(Data tied to figure images)
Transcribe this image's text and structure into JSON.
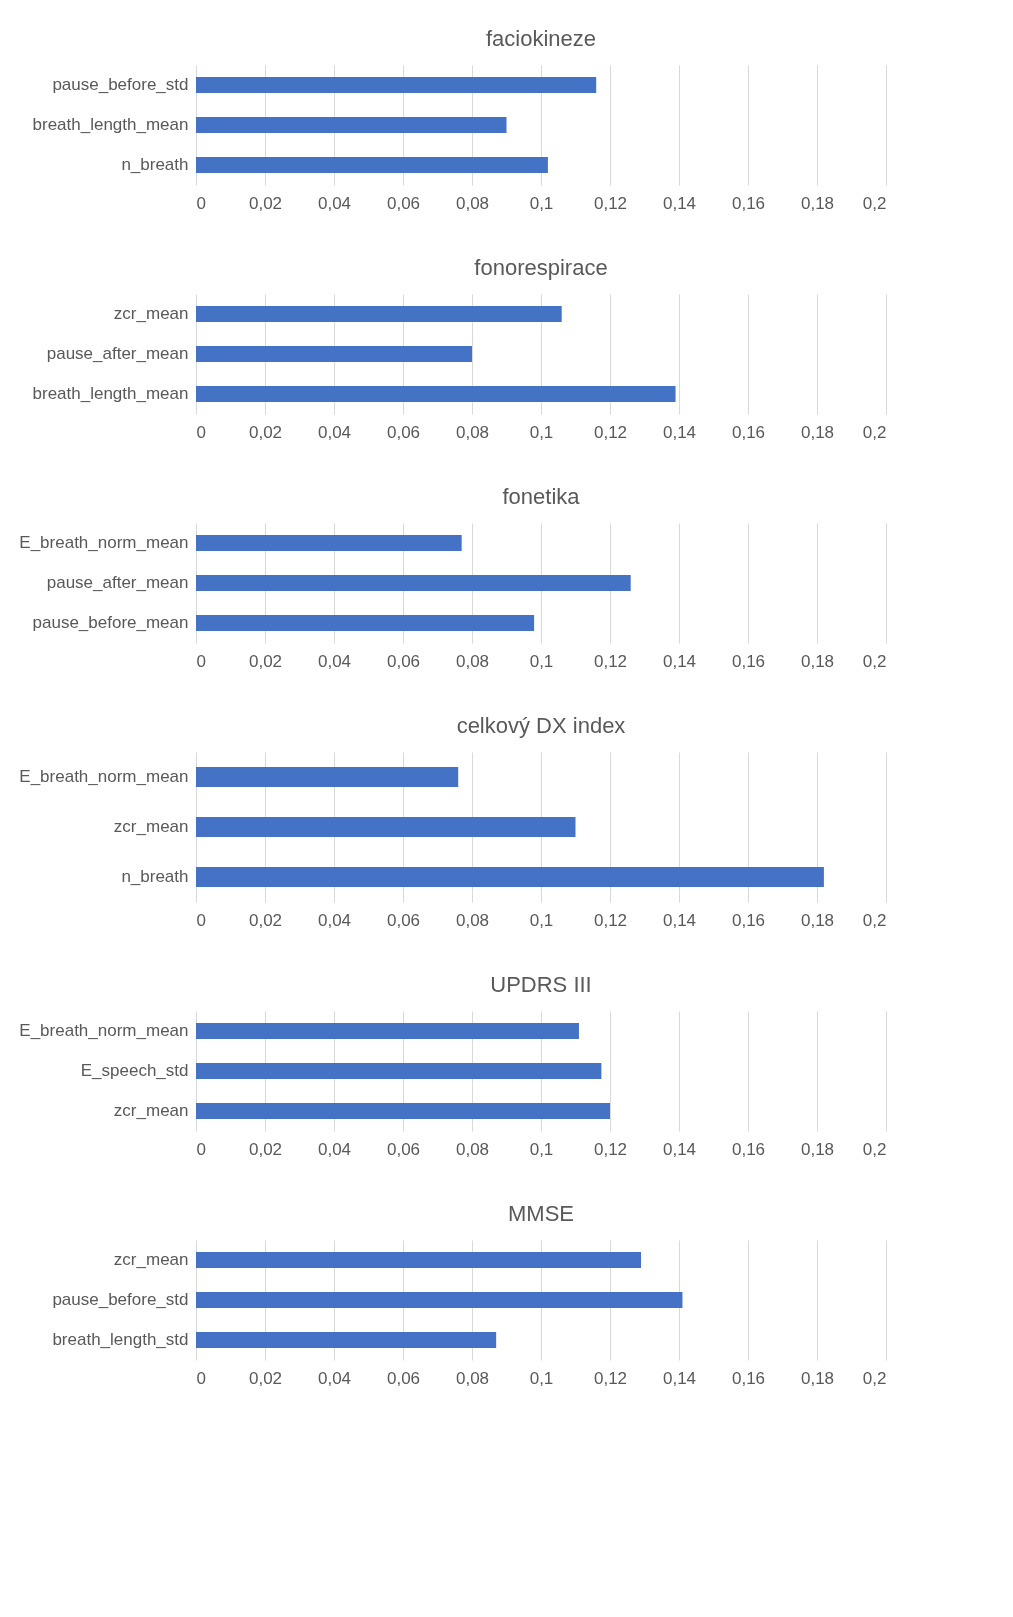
{
  "chart_data": [
    {
      "type": "bar",
      "orientation": "horizontal",
      "title": "faciokineze",
      "categories": [
        "pause_before_std",
        "breath_length_mean",
        "n_breath"
      ],
      "values": [
        0.116,
        0.09,
        0.102
      ],
      "color": "#4472c4",
      "xlim": [
        0,
        0.2
      ],
      "xticks": [
        {
          "value": 0,
          "label": "0"
        },
        {
          "value": 0.02,
          "label": "0,02"
        },
        {
          "value": 0.04,
          "label": "0,04"
        },
        {
          "value": 0.06,
          "label": "0,06"
        },
        {
          "value": 0.08,
          "label": "0,08"
        },
        {
          "value": 0.1,
          "label": "0,1"
        },
        {
          "value": 0.12,
          "label": "0,12"
        },
        {
          "value": 0.14,
          "label": "0,14"
        },
        {
          "value": 0.16,
          "label": "0,16"
        },
        {
          "value": 0.18,
          "label": "0,18"
        },
        {
          "value": 0.2,
          "label": "0,2"
        }
      ],
      "grid": "x"
    },
    {
      "type": "bar",
      "orientation": "horizontal",
      "title": "fonorespirace",
      "categories": [
        "zcr_mean",
        "pause_after_mean",
        "breath_length_mean"
      ],
      "values": [
        0.106,
        0.08,
        0.139
      ],
      "color": "#4472c4",
      "xlim": [
        0,
        0.2
      ],
      "xticks": [
        {
          "value": 0,
          "label": "0"
        },
        {
          "value": 0.02,
          "label": "0,02"
        },
        {
          "value": 0.04,
          "label": "0,04"
        },
        {
          "value": 0.06,
          "label": "0,06"
        },
        {
          "value": 0.08,
          "label": "0,08"
        },
        {
          "value": 0.1,
          "label": "0,1"
        },
        {
          "value": 0.12,
          "label": "0,12"
        },
        {
          "value": 0.14,
          "label": "0,14"
        },
        {
          "value": 0.16,
          "label": "0,16"
        },
        {
          "value": 0.18,
          "label": "0,18"
        },
        {
          "value": 0.2,
          "label": "0,2"
        }
      ],
      "grid": "x"
    },
    {
      "type": "bar",
      "orientation": "horizontal",
      "title": "fonetika",
      "categories": [
        "E_breath_norm_mean",
        "pause_after_mean",
        "pause_before_mean"
      ],
      "values": [
        0.077,
        0.126,
        0.098
      ],
      "color": "#4472c4",
      "xlim": [
        0,
        0.2
      ],
      "xticks": [
        {
          "value": 0,
          "label": "0"
        },
        {
          "value": 0.02,
          "label": "0,02"
        },
        {
          "value": 0.04,
          "label": "0,04"
        },
        {
          "value": 0.06,
          "label": "0,06"
        },
        {
          "value": 0.08,
          "label": "0,08"
        },
        {
          "value": 0.1,
          "label": "0,1"
        },
        {
          "value": 0.12,
          "label": "0,12"
        },
        {
          "value": 0.14,
          "label": "0,14"
        },
        {
          "value": 0.16,
          "label": "0,16"
        },
        {
          "value": 0.18,
          "label": "0,18"
        },
        {
          "value": 0.2,
          "label": "0,2"
        }
      ],
      "grid": "x"
    },
    {
      "type": "bar",
      "orientation": "horizontal",
      "title": "celkový DX index",
      "categories": [
        "E_breath_norm_mean",
        "zcr_mean",
        "n_breath"
      ],
      "values": [
        0.076,
        0.11,
        0.182
      ],
      "color": "#4472c4",
      "xlim": [
        0,
        0.2
      ],
      "xticks": [
        {
          "value": 0,
          "label": "0"
        },
        {
          "value": 0.02,
          "label": "0,02"
        },
        {
          "value": 0.04,
          "label": "0,04"
        },
        {
          "value": 0.06,
          "label": "0,06"
        },
        {
          "value": 0.08,
          "label": "0,08"
        },
        {
          "value": 0.1,
          "label": "0,1"
        },
        {
          "value": 0.12,
          "label": "0,12"
        },
        {
          "value": 0.14,
          "label": "0,14"
        },
        {
          "value": 0.16,
          "label": "0,16"
        },
        {
          "value": 0.18,
          "label": "0,18"
        },
        {
          "value": 0.2,
          "label": "0,2"
        }
      ],
      "grid": "x"
    },
    {
      "type": "bar",
      "orientation": "horizontal",
      "title": "UPDRS III",
      "categories": [
        "E_breath_norm_mean",
        "E_speech_std",
        "zcr_mean"
      ],
      "values": [
        0.111,
        0.1175,
        0.12
      ],
      "color": "#4472c4",
      "xlim": [
        0,
        0.2
      ],
      "xticks": [
        {
          "value": 0,
          "label": "0"
        },
        {
          "value": 0.02,
          "label": "0,02"
        },
        {
          "value": 0.04,
          "label": "0,04"
        },
        {
          "value": 0.06,
          "label": "0,06"
        },
        {
          "value": 0.08,
          "label": "0,08"
        },
        {
          "value": 0.1,
          "label": "0,1"
        },
        {
          "value": 0.12,
          "label": "0,12"
        },
        {
          "value": 0.14,
          "label": "0,14"
        },
        {
          "value": 0.16,
          "label": "0,16"
        },
        {
          "value": 0.18,
          "label": "0,18"
        },
        {
          "value": 0.2,
          "label": "0,2"
        }
      ],
      "grid": "x"
    },
    {
      "type": "bar",
      "orientation": "horizontal",
      "title": "MMSE",
      "categories": [
        "zcr_mean",
        "pause_before_std",
        "breath_length_std"
      ],
      "values": [
        0.129,
        0.141,
        0.087
      ],
      "color": "#4472c4",
      "xlim": [
        0,
        0.2
      ],
      "xticks": [
        {
          "value": 0,
          "label": "0"
        },
        {
          "value": 0.02,
          "label": "0,02"
        },
        {
          "value": 0.04,
          "label": "0,04"
        },
        {
          "value": 0.06,
          "label": "0,06"
        },
        {
          "value": 0.08,
          "label": "0,08"
        },
        {
          "value": 0.1,
          "label": "0,1"
        },
        {
          "value": 0.12,
          "label": "0,12"
        },
        {
          "value": 0.14,
          "label": "0,14"
        },
        {
          "value": 0.16,
          "label": "0,16"
        },
        {
          "value": 0.18,
          "label": "0,18"
        },
        {
          "value": 0.2,
          "label": "0,2"
        }
      ],
      "grid": "x"
    }
  ]
}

Your goal ::
Every record above should be transcribed exactly; the pictures stay out of the copy.

Correct response ::
Transcribe this image's text and structure into JSON.
{
  "chart_data": [
    {
      "type": "bar",
      "orientation": "horizontal",
      "title": "faciokineze",
      "categories": [
        "pause_before_std",
        "breath_length_mean",
        "n_breath"
      ],
      "values": [
        0.116,
        0.09,
        0.102
      ],
      "color": "#4472c4",
      "xlim": [
        0,
        0.2
      ],
      "xticks": [
        {
          "value": 0,
          "label": "0"
        },
        {
          "value": 0.02,
          "label": "0,02"
        },
        {
          "value": 0.04,
          "label": "0,04"
        },
        {
          "value": 0.06,
          "label": "0,06"
        },
        {
          "value": 0.08,
          "label": "0,08"
        },
        {
          "value": 0.1,
          "label": "0,1"
        },
        {
          "value": 0.12,
          "label": "0,12"
        },
        {
          "value": 0.14,
          "label": "0,14"
        },
        {
          "value": 0.16,
          "label": "0,16"
        },
        {
          "value": 0.18,
          "label": "0,18"
        },
        {
          "value": 0.2,
          "label": "0,2"
        }
      ],
      "grid": "x"
    },
    {
      "type": "bar",
      "orientation": "horizontal",
      "title": "fonorespirace",
      "categories": [
        "zcr_mean",
        "pause_after_mean",
        "breath_length_mean"
      ],
      "values": [
        0.106,
        0.08,
        0.139
      ],
      "color": "#4472c4",
      "xlim": [
        0,
        0.2
      ],
      "xticks": [
        {
          "value": 0,
          "label": "0"
        },
        {
          "value": 0.02,
          "label": "0,02"
        },
        {
          "value": 0.04,
          "label": "0,04"
        },
        {
          "value": 0.06,
          "label": "0,06"
        },
        {
          "value": 0.08,
          "label": "0,08"
        },
        {
          "value": 0.1,
          "label": "0,1"
        },
        {
          "value": 0.12,
          "label": "0,12"
        },
        {
          "value": 0.14,
          "label": "0,14"
        },
        {
          "value": 0.16,
          "label": "0,16"
        },
        {
          "value": 0.18,
          "label": "0,18"
        },
        {
          "value": 0.2,
          "label": "0,2"
        }
      ],
      "grid": "x"
    },
    {
      "type": "bar",
      "orientation": "horizontal",
      "title": "fonetika",
      "categories": [
        "E_breath_norm_mean",
        "pause_after_mean",
        "pause_before_mean"
      ],
      "values": [
        0.077,
        0.126,
        0.098
      ],
      "color": "#4472c4",
      "xlim": [
        0,
        0.2
      ],
      "xticks": [
        {
          "value": 0,
          "label": "0"
        },
        {
          "value": 0.02,
          "label": "0,02"
        },
        {
          "value": 0.04,
          "label": "0,04"
        },
        {
          "value": 0.06,
          "label": "0,06"
        },
        {
          "value": 0.08,
          "label": "0,08"
        },
        {
          "value": 0.1,
          "label": "0,1"
        },
        {
          "value": 0.12,
          "label": "0,12"
        },
        {
          "value": 0.14,
          "label": "0,14"
        },
        {
          "value": 0.16,
          "label": "0,16"
        },
        {
          "value": 0.18,
          "label": "0,18"
        },
        {
          "value": 0.2,
          "label": "0,2"
        }
      ],
      "grid": "x"
    },
    {
      "type": "bar",
      "orientation": "horizontal",
      "title": "celkový DX index",
      "categories": [
        "E_breath_norm_mean",
        "zcr_mean",
        "n_breath"
      ],
      "values": [
        0.076,
        0.11,
        0.182
      ],
      "color": "#4472c4",
      "xlim": [
        0,
        0.2
      ],
      "xticks": [
        {
          "value": 0,
          "label": "0"
        },
        {
          "value": 0.02,
          "label": "0,02"
        },
        {
          "value": 0.04,
          "label": "0,04"
        },
        {
          "value": 0.06,
          "label": "0,06"
        },
        {
          "value": 0.08,
          "label": "0,08"
        },
        {
          "value": 0.1,
          "label": "0,1"
        },
        {
          "value": 0.12,
          "label": "0,12"
        },
        {
          "value": 0.14,
          "label": "0,14"
        },
        {
          "value": 0.16,
          "label": "0,16"
        },
        {
          "value": 0.18,
          "label": "0,18"
        },
        {
          "value": 0.2,
          "label": "0,2"
        }
      ],
      "grid": "x"
    },
    {
      "type": "bar",
      "orientation": "horizontal",
      "title": "UPDRS III",
      "categories": [
        "E_breath_norm_mean",
        "E_speech_std",
        "zcr_mean"
      ],
      "values": [
        0.111,
        0.1175,
        0.12
      ],
      "color": "#4472c4",
      "xlim": [
        0,
        0.2
      ],
      "xticks": [
        {
          "value": 0,
          "label": "0"
        },
        {
          "value": 0.02,
          "label": "0,02"
        },
        {
          "value": 0.04,
          "label": "0,04"
        },
        {
          "value": 0.06,
          "label": "0,06"
        },
        {
          "value": 0.08,
          "label": "0,08"
        },
        {
          "value": 0.1,
          "label": "0,1"
        },
        {
          "value": 0.12,
          "label": "0,12"
        },
        {
          "value": 0.14,
          "label": "0,14"
        },
        {
          "value": 0.16,
          "label": "0,16"
        },
        {
          "value": 0.18,
          "label": "0,18"
        },
        {
          "value": 0.2,
          "label": "0,2"
        }
      ],
      "grid": "x"
    },
    {
      "type": "bar",
      "orientation": "horizontal",
      "title": "MMSE",
      "categories": [
        "zcr_mean",
        "pause_before_std",
        "breath_length_std"
      ],
      "values": [
        0.129,
        0.141,
        0.087
      ],
      "color": "#4472c4",
      "xlim": [
        0,
        0.2
      ],
      "xticks": [
        {
          "value": 0,
          "label": "0"
        },
        {
          "value": 0.02,
          "label": "0,02"
        },
        {
          "value": 0.04,
          "label": "0,04"
        },
        {
          "value": 0.06,
          "label": "0,06"
        },
        {
          "value": 0.08,
          "label": "0,08"
        },
        {
          "value": 0.1,
          "label": "0,1"
        },
        {
          "value": 0.12,
          "label": "0,12"
        },
        {
          "value": 0.14,
          "label": "0,14"
        },
        {
          "value": 0.16,
          "label": "0,16"
        },
        {
          "value": 0.18,
          "label": "0,18"
        },
        {
          "value": 0.2,
          "label": "0,2"
        }
      ],
      "grid": "x"
    }
  ]
}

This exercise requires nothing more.